▸ Dataset listings of figures:
• • • • • • •

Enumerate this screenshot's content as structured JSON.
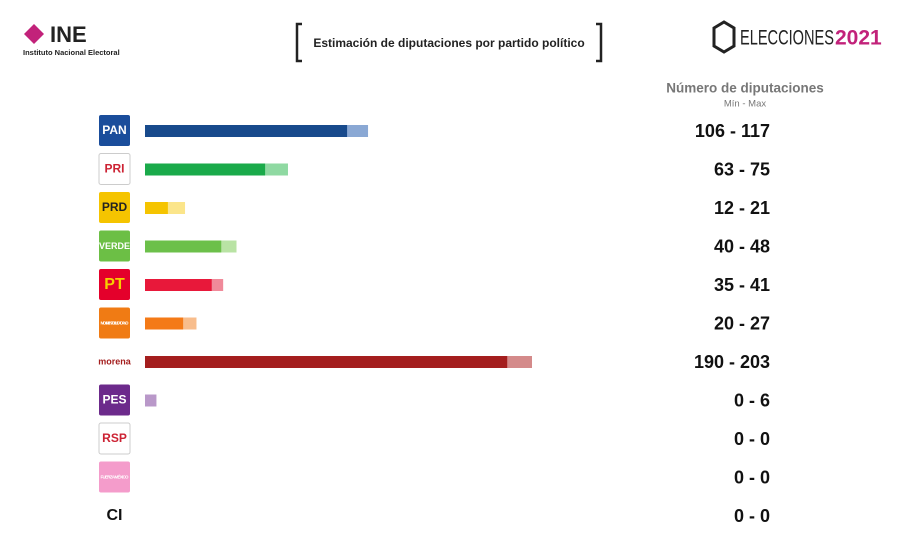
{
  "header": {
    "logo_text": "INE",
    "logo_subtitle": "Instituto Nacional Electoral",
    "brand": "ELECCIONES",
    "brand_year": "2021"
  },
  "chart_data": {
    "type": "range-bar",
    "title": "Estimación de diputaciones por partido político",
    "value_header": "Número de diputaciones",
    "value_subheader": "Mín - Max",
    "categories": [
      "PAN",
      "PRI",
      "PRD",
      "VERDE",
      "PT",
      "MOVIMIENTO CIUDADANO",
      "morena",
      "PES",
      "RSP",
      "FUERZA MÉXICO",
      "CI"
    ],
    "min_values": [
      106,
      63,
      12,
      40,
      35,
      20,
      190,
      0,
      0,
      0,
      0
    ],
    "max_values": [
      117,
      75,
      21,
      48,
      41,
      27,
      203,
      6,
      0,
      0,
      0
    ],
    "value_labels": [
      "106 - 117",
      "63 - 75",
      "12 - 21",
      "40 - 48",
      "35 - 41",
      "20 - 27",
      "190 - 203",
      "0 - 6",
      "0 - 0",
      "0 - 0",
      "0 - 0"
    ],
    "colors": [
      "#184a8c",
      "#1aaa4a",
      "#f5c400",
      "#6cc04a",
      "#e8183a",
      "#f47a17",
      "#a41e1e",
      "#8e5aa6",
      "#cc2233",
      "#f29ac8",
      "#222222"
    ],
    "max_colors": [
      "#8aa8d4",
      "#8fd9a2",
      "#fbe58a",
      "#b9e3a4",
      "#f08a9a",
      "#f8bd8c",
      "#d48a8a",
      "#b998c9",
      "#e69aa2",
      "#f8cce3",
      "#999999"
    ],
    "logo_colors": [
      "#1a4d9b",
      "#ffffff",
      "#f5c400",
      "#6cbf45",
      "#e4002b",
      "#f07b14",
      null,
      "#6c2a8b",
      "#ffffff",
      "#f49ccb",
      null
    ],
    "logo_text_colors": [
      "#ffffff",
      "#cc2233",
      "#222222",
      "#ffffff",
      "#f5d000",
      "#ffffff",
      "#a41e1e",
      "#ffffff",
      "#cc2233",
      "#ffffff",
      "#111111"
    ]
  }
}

• • • • • • •

▸ Stated exercise: Copy the lines from the entries above in which the word "diputaciones" appears.

▸ Reply:
    "title": "Estimación de diputaciones por partido político",
    "value_header": "Número de diputaciones",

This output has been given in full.